** Start **

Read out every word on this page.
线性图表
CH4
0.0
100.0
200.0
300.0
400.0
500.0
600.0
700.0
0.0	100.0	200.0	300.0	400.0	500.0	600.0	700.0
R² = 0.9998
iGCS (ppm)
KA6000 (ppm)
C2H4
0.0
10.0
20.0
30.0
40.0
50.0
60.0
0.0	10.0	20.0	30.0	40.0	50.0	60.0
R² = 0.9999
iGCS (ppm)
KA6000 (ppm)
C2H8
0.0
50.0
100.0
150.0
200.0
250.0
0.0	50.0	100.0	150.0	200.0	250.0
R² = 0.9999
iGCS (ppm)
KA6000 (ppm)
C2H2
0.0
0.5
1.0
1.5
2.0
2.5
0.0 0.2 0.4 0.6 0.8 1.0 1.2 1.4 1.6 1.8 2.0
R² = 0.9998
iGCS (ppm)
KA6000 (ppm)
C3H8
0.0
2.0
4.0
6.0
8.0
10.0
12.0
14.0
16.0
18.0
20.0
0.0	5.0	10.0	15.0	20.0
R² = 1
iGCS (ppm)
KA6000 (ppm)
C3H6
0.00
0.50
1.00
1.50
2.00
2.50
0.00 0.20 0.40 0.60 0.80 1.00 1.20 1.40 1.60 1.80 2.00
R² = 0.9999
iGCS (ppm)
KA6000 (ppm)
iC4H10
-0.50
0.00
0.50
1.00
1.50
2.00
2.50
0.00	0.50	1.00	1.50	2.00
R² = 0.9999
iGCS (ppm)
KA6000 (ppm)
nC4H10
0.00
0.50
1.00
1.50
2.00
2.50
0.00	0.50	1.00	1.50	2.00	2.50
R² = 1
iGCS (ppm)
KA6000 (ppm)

** End **

# GOAL
The full set of records should be duplicated exactly.

# ANSWER FOR THIS EXERCISE
Read out every word on this page.
线性图表
CH4
0.0
100.0
200.0
300.0
400.0
500.0
600.0
700.0
0.0	100.0	200.0	300.0	400.0	500.0	600.0	700.0
R² = 0.9998
iGCS (ppm)
KA6000 (ppm)
C2H4
0.0
10.0
20.0
30.0
40.0
50.0
60.0
0.0	10.0	20.0	30.0	40.0	50.0	60.0
R² = 0.9999
iGCS (ppm)
KA6000 (ppm)
C2H8
0.0
50.0
100.0
150.0
200.0
250.0
0.0	50.0	100.0	150.0	200.0	250.0
R² = 0.9999
iGCS (ppm)
KA6000 (ppm)
C2H2
0.0
0.5
1.0
1.5
2.0
2.5
0.0 0.2 0.4 0.6 0.8 1.0 1.2 1.4 1.6 1.8 2.0
R² = 0.9998
iGCS (ppm)
KA6000 (ppm)
C3H8
0.0
2.0
4.0
6.0
8.0
10.0
12.0
14.0
16.0
18.0
20.0
0.0	5.0	10.0	15.0	20.0
R² = 1
iGCS (ppm)
KA6000 (ppm)
C3H6
0.00
0.50
1.00
1.50
2.00
2.50
0.00 0.20 0.40 0.60 0.80 1.00 1.20 1.40 1.60 1.80 2.00
R² = 0.9999
iGCS (ppm)
KA6000 (ppm)
iC4H10
-0.50
0.00
0.50
1.00
1.50
2.00
2.50
0.00	0.50	1.00	1.50	2.00
R² = 0.9999
iGCS (ppm)
KA6000 (ppm)
nC4H10
0.00
0.50
1.00
1.50
2.00
2.50
0.00	0.50	1.00	1.50	2.00	2.50
R² = 1
iGCS (ppm)
KA6000 (ppm)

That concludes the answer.